> _Material supplied_:
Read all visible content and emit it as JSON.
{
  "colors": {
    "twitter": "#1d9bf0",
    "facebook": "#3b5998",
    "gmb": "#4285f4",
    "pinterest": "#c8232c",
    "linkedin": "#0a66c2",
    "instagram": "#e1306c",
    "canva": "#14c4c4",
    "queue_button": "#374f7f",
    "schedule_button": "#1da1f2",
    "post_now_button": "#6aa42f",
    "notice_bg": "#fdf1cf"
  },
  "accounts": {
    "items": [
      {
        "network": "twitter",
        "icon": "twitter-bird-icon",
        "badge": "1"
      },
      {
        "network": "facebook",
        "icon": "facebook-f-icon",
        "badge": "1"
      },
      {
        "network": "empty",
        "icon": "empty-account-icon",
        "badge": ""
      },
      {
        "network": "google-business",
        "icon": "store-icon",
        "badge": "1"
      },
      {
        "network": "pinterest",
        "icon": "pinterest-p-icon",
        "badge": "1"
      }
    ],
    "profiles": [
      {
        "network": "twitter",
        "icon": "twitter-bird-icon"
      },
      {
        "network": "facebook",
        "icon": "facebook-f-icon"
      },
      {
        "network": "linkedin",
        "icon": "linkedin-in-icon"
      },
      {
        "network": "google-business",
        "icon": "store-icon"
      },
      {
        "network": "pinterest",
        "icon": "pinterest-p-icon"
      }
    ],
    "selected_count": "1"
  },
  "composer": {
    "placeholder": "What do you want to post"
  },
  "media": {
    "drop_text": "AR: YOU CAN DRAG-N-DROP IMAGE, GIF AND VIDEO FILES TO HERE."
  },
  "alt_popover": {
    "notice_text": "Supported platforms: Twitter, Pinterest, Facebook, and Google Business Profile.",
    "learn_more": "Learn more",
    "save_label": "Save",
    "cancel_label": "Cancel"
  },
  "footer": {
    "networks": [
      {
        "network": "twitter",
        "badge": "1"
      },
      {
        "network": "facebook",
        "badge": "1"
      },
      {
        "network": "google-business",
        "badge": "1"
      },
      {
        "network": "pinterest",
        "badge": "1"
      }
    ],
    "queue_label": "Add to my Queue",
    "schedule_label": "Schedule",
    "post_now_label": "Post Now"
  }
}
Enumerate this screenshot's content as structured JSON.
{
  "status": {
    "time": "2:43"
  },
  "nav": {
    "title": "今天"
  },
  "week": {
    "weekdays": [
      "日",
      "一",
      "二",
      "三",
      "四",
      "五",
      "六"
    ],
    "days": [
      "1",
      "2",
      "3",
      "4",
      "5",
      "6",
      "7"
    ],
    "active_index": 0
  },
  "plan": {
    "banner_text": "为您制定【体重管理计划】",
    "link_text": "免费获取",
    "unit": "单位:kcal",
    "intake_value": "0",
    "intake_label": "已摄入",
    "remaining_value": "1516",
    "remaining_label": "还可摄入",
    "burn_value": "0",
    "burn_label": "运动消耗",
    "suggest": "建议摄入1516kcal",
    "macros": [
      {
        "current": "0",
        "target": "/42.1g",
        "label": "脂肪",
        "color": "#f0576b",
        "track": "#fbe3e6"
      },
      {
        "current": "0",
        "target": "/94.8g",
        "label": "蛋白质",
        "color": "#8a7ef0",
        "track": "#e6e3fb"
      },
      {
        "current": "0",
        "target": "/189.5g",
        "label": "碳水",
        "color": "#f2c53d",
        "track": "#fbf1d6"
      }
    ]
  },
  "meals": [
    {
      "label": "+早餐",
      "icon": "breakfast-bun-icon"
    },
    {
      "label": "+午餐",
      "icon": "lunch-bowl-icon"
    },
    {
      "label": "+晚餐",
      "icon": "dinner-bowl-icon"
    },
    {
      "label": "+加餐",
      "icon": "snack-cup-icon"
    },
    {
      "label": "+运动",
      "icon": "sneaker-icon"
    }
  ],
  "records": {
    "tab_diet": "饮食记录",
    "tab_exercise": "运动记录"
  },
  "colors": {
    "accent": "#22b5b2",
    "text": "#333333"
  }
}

> _Stated goal_: Look through the lines above and collect those with the word "bowl".

> _Exercise answer_:
      "icon": "lunch-bowl-icon"
      "icon": "dinner-bowl-icon"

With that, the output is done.